§ Brief
Print all of the data exactly.

— Start Information given —

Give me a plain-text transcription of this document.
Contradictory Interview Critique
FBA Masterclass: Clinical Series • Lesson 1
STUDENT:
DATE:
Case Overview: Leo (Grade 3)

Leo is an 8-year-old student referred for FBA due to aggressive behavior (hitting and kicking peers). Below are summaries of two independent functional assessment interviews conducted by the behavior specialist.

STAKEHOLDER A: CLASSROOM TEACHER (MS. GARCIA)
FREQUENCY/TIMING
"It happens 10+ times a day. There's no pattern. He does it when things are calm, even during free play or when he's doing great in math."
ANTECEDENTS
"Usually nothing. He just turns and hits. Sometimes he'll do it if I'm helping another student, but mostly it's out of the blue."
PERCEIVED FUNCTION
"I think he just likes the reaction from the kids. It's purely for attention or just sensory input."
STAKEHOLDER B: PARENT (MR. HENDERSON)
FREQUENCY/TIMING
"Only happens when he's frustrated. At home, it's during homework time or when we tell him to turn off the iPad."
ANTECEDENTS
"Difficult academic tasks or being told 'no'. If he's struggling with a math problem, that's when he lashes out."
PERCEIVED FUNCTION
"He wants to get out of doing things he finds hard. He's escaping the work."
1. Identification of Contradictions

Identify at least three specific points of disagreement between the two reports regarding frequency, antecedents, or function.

— End Information given —

§ Correct answer
Give me a plain-text transcription of this document.
Contradictory Interview Critique
FBA Masterclass: Clinical Series • Lesson 1
STUDENT:
DATE:
Case Overview: Leo (Grade 3)

Leo is an 8-year-old student referred for FBA due to aggressive behavior (hitting and kicking peers). Below are summaries of two independent functional assessment interviews conducted by the behavior specialist.

STAKEHOLDER A: CLASSROOM TEACHER (MS. GARCIA)
FREQUENCY/TIMING
"It happens 10+ times a day. There's no pattern. He does it when things are calm, even during free play or when he's doing great in math."
ANTECEDENTS
"Usually nothing. He just turns and hits. Sometimes he'll do it if I'm helping another student, but mostly it's out of the blue."
PERCEIVED FUNCTION
"I think he just likes the reaction from the kids. It's purely for attention or just sensory input."
STAKEHOLDER B: PARENT (MR. HENDERSON)
FREQUENCY/TIMING
"Only happens when he's frustrated. At home, it's during homework time or when we tell him to turn off the iPad."
ANTECEDENTS
"Difficult academic tasks or being told 'no'. If he's struggling with a math problem, that's when he lashes out."
PERCEIVED FUNCTION
"He wants to get out of doing things he finds hard. He's escaping the work."
1. Identification of Contradictions

Identify at least three specific points of disagreement between the two reports regarding frequency, antecedents, or function.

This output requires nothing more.